Data lines ::
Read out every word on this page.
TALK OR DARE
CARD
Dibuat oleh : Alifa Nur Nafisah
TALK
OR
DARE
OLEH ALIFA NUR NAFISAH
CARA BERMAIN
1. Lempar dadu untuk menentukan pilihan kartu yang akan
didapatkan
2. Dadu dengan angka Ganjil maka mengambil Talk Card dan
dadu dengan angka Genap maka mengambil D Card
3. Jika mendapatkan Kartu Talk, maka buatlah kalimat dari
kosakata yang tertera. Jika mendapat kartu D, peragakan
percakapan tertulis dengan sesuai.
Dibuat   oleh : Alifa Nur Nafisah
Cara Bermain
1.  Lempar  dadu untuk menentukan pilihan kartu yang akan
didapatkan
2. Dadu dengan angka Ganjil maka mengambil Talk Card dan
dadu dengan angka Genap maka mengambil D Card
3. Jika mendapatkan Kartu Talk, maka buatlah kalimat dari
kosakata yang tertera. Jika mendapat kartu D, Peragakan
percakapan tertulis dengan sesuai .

Task directions ::
All of the records must be retyped exactly as they are.

The result ::
Read out every word on this page.
TALK OR DARE
CARD
Dibuat oleh : Alifa Nur Nafisah
TALK
OR
DARE
OLEH ALIFA NUR NAFISAH
CARA BERMAIN
1. Lempar dadu untuk menentukan pilihan kartu yang akan
didapatkan
2. Dadu dengan angka Ganjil maka mengambil Talk Card dan
dadu dengan angka Genap maka mengambil D Card
3. Jika mendapatkan Kartu Talk, maka buatlah kalimat dari
kosakata yang tertera. Jika mendapat kartu D, peragakan
percakapan tertulis dengan sesuai.
Dibuat   oleh : Alifa Nur Nafisah
Cara Bermain
1.  Lempar  dadu untuk menentukan pilihan kartu yang akan
didapatkan
2. Dadu dengan angka Ganjil maka mengambil Talk Card dan
dadu dengan angka Genap maka mengambil D Card
3. Jika mendapatkan Kartu Talk, maka buatlah kalimat dari
kosakata yang tertera. Jika mendapat kartu D, Peragakan
percakapan tertulis dengan sesuai .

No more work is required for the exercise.